Descripción del ejercicio
Explica, según la página sobre la narcoliteratura mexicana, por qué Juan Villoro cree que el interés de los libros por el tema del narcotráfico no podría ser de otro modo.

Página

-=-=-

Entre ambos libros, el de Elmer Mendoza y el de Juan Pablo Villalobos, hay mucha tela literaria que cortar. En esa trama roja, cada vez hay menos espacio para intentar la construcción de una épica alrededor de los crímenes del narcotráfico, y la violencia en alza plantea cada vez más dilemas morales. Un rasgo fuerte del dilema lo marcó El hombre sin cabeza, de Sergio González Rodríguez, un tratado de la violencia contemporánea que une mediante un hilo narrativo tenebroso las decapitaciones de los sicarios mexicanos con las que realizan los talibán y que luego difunden por Internet.

Sergio González Rodríguez, nacido en 1950, cobró fama internacional con Huesos en el desierto, el registro de las mujeres asesinadas en Juárez y que dio origen al término “feminicidio” en un país que no ha alcanzado todavía a dar respuesta a los familiares de las víctimas. Ya suman más de 500 las mujeres muertas, con 142 asesinadas sólo en 2010 y la policía no ha detenido a nadie por estos hechos. El tema de los descabezados lo retomó Daniel Sada (Mexicali, 1953) en su reciente libro de cuentos Ese modo que colma. La narración que da título al libro describe, precisamente, una historia en la que aparecen cuatro cráneos en una hielera, un hecho real que dio rienda suelta a la imaginación del autor norteño.

Obviamente es posible empezar a preguntarse si los libros aparecidos en el último quinquenio en México alcanzan para definir un corpus que pueda definirse como el nacimiento de un nuevo género literario al que podríamos llamar “narcoliteratura” o “narconovela”. En diálogo con Radar, Juan Villoro (él mismo ha usado el narcotráfico como tema de fondo en su novela El testigo) considera que “más que una narconovela, lo que existe es interés por el tema. No puede ser de otro modo, con cerca de 30 mil muertos en cuatro años”. Para él, hay dos ejes fundamentales en los libros que tratan el tema del narco: “El retrato de la violencia y la necesidad de trascenderla a través de la ironía, el placer y la imaginación”.

-=-=-

Extractos de datos

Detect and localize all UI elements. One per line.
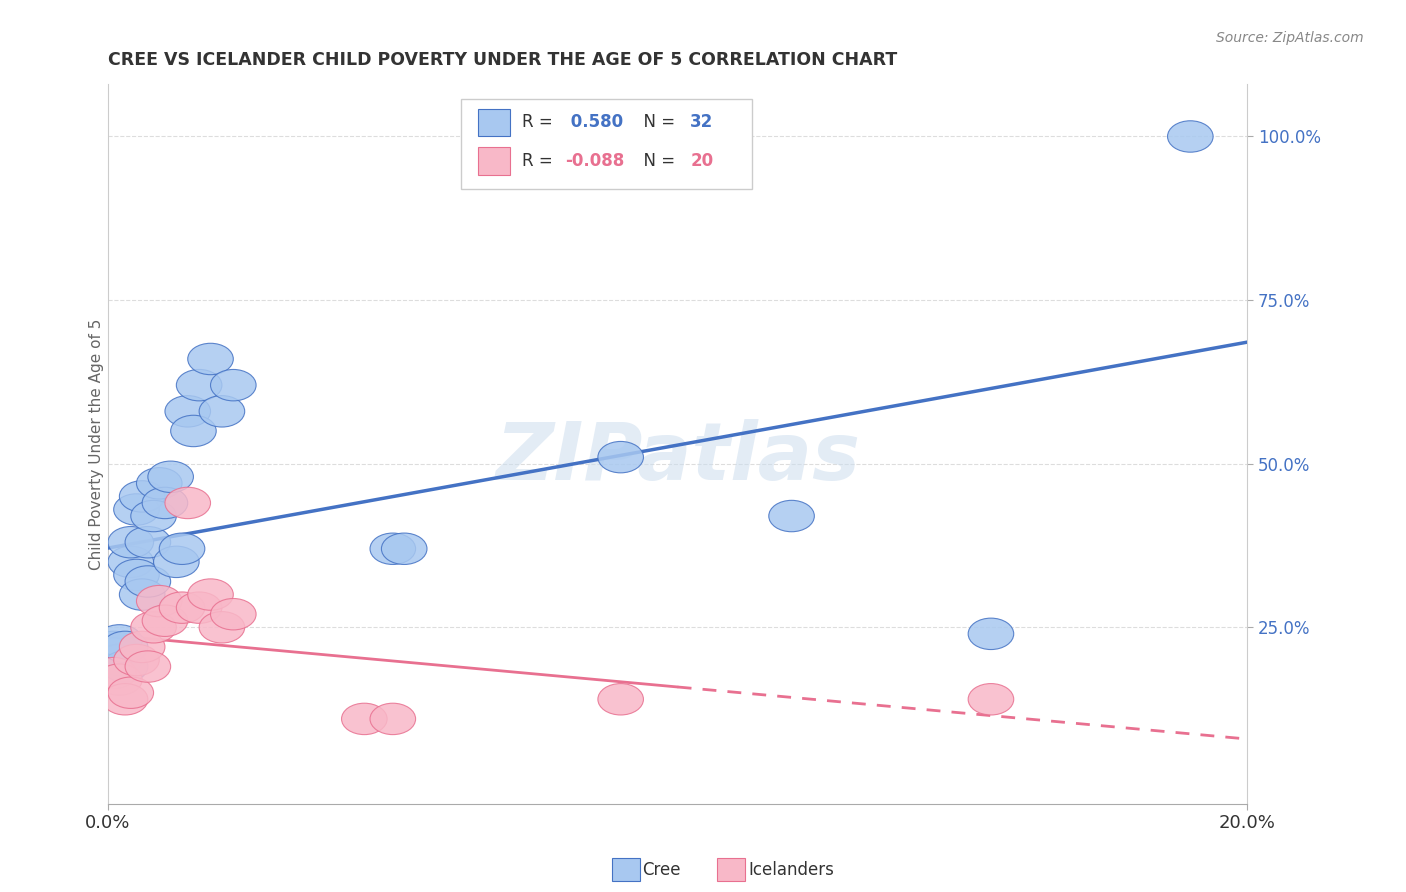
Ellipse shape (159, 533, 205, 565)
Text: 0.580: 0.580 (565, 113, 623, 131)
Ellipse shape (370, 533, 416, 565)
Ellipse shape (114, 644, 159, 676)
Ellipse shape (176, 369, 222, 401)
Text: R =: R = (522, 113, 558, 131)
Ellipse shape (120, 579, 165, 610)
Ellipse shape (91, 632, 136, 663)
Ellipse shape (1167, 120, 1213, 153)
Ellipse shape (211, 599, 256, 630)
Ellipse shape (153, 546, 200, 577)
Ellipse shape (142, 487, 188, 518)
Ellipse shape (91, 657, 136, 689)
Ellipse shape (97, 664, 142, 696)
Text: R =: R = (522, 153, 558, 170)
Ellipse shape (188, 579, 233, 610)
Ellipse shape (91, 638, 136, 669)
Ellipse shape (97, 644, 142, 676)
FancyBboxPatch shape (478, 147, 510, 175)
Ellipse shape (142, 605, 188, 637)
Ellipse shape (148, 461, 194, 492)
Ellipse shape (103, 632, 148, 663)
Ellipse shape (969, 618, 1014, 649)
Ellipse shape (125, 566, 170, 597)
Text: Cree: Cree (643, 861, 681, 879)
Text: ZIPatlas: ZIPatlas (495, 419, 860, 498)
Ellipse shape (120, 632, 165, 663)
Text: -0.088: -0.088 (565, 153, 624, 170)
Ellipse shape (136, 585, 181, 617)
Ellipse shape (969, 683, 1014, 715)
Text: 20: 20 (690, 153, 713, 170)
Ellipse shape (159, 592, 205, 624)
Ellipse shape (188, 343, 233, 375)
Ellipse shape (114, 494, 159, 525)
Ellipse shape (769, 500, 814, 532)
Ellipse shape (131, 500, 176, 532)
FancyBboxPatch shape (461, 98, 752, 188)
Ellipse shape (598, 683, 644, 715)
Text: Icelanders: Icelanders (748, 861, 834, 879)
Ellipse shape (211, 369, 256, 401)
Ellipse shape (125, 651, 170, 682)
Ellipse shape (114, 559, 159, 591)
Ellipse shape (598, 442, 644, 473)
Ellipse shape (165, 396, 211, 427)
Ellipse shape (381, 533, 427, 565)
Ellipse shape (108, 546, 153, 577)
Text: N =: N = (633, 113, 681, 131)
Ellipse shape (120, 481, 165, 512)
Ellipse shape (103, 683, 148, 715)
Ellipse shape (131, 612, 176, 643)
Text: N =: N = (633, 153, 681, 170)
Ellipse shape (97, 624, 142, 657)
Ellipse shape (103, 651, 148, 682)
Y-axis label: Child Poverty Under the Age of 5: Child Poverty Under the Age of 5 (90, 318, 104, 570)
Ellipse shape (108, 526, 153, 558)
Ellipse shape (170, 416, 217, 447)
FancyBboxPatch shape (478, 109, 510, 136)
Text: Source: ZipAtlas.com: Source: ZipAtlas.com (1216, 31, 1364, 45)
Text: CREE VS ICELANDER CHILD POVERTY UNDER THE AGE OF 5 CORRELATION CHART: CREE VS ICELANDER CHILD POVERTY UNDER TH… (108, 51, 897, 69)
Text: 32: 32 (690, 113, 713, 131)
Ellipse shape (200, 396, 245, 427)
Ellipse shape (165, 487, 211, 518)
Ellipse shape (176, 592, 222, 624)
Ellipse shape (200, 612, 245, 643)
Ellipse shape (342, 703, 387, 735)
Ellipse shape (136, 467, 181, 499)
Ellipse shape (125, 526, 170, 558)
Ellipse shape (370, 703, 416, 735)
Ellipse shape (108, 677, 153, 708)
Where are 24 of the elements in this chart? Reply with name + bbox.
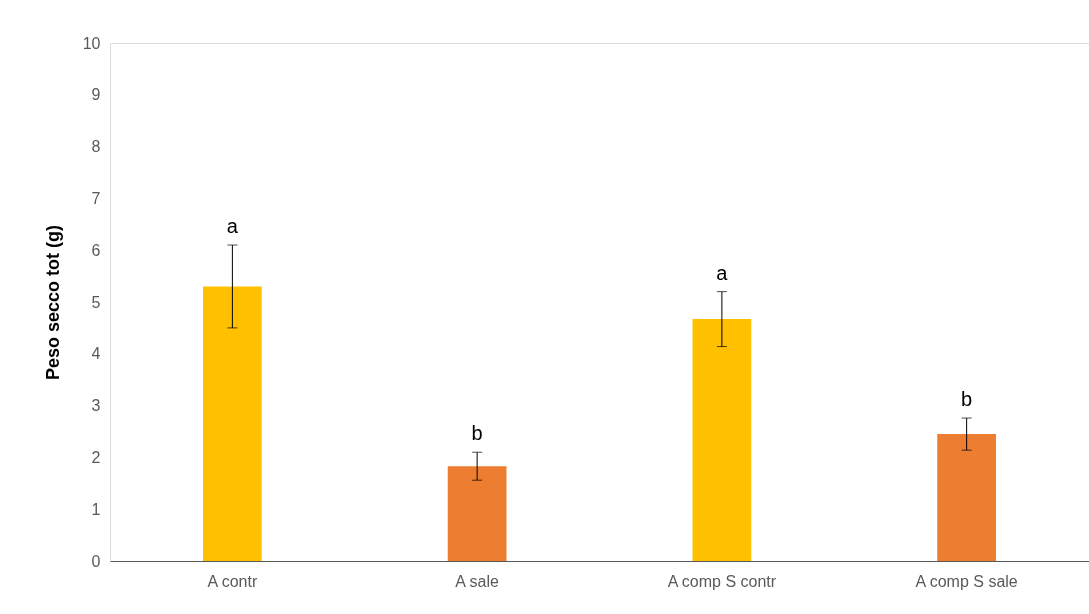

-=-=-

Resultado del ejercicio
Para Juan Villoro, ese interés es inevitable porque en México hubo cerca de 30 mil muertos en cuatro años. Por eso considera que, más que una narconovela, lo que existe es interés por el tema.